SET PROBLEM: Extract, unchanged, the lines from the first one up to and including the line with "- reference-lines: [191, 711, 2370, 924]".

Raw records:
:::::
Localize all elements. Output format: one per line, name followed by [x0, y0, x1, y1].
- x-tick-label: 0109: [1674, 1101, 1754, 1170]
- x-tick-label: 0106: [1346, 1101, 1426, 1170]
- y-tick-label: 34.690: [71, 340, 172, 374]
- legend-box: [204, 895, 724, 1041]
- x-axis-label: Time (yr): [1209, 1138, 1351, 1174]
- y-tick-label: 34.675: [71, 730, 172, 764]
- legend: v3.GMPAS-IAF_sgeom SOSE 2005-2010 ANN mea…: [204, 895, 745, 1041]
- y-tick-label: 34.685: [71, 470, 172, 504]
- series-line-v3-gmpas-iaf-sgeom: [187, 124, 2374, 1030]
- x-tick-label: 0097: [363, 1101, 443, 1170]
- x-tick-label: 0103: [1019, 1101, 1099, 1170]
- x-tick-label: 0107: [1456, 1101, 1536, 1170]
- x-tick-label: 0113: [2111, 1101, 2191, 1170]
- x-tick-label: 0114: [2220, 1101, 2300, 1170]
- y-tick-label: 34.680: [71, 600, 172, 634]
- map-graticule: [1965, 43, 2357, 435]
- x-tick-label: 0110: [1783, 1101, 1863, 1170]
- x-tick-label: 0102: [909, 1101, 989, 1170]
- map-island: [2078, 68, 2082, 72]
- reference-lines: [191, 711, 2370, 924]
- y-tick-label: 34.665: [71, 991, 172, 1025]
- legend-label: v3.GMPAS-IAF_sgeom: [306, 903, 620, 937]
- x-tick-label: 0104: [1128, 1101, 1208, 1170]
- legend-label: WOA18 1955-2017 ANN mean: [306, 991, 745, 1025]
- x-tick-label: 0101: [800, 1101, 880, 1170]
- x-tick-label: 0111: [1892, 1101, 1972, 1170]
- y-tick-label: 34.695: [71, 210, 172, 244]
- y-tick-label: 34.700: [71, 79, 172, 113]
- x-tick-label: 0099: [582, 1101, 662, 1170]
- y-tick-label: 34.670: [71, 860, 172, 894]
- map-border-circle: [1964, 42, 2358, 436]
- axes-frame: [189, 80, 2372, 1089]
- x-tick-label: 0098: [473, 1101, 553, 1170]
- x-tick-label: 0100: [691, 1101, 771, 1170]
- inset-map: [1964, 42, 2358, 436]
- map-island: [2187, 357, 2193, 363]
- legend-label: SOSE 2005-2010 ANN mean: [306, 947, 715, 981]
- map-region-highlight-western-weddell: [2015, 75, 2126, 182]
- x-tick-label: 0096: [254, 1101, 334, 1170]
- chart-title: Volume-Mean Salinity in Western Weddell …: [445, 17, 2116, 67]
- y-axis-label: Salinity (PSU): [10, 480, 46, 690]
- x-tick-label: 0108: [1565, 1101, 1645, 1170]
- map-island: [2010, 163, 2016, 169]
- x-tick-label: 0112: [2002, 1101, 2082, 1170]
:::::
THE RESULT:
Localize all elements. Output format: one per line, name followed by [x0, y0, x1, y1].
- x-tick-label: 0109: [1674, 1101, 1754, 1170]
- x-tick-label: 0106: [1346, 1101, 1426, 1170]
- y-tick-label: 34.690: [71, 340, 172, 374]
- legend-box: [204, 895, 724, 1041]
- x-axis-label: Time (yr): [1209, 1138, 1351, 1174]
- y-tick-label: 34.675: [71, 730, 172, 764]
- legend: v3.GMPAS-IAF_sgeom SOSE 2005-2010 ANN mea…: [204, 895, 745, 1041]
- y-tick-label: 34.685: [71, 470, 172, 504]
- series-line-v3-gmpas-iaf-sgeom: [187, 124, 2374, 1030]
- x-tick-label: 0097: [363, 1101, 443, 1170]
- x-tick-label: 0103: [1019, 1101, 1099, 1170]
- x-tick-label: 0107: [1456, 1101, 1536, 1170]
- x-tick-label: 0113: [2111, 1101, 2191, 1170]
- x-tick-label: 0114: [2220, 1101, 2300, 1170]
- y-tick-label: 34.680: [71, 600, 172, 634]
- map-graticule: [1965, 43, 2357, 435]
- x-tick-label: 0110: [1783, 1101, 1863, 1170]
- x-tick-label: 0102: [909, 1101, 989, 1170]
- map-island: [2078, 68, 2082, 72]
- reference-lines: [191, 711, 2370, 924]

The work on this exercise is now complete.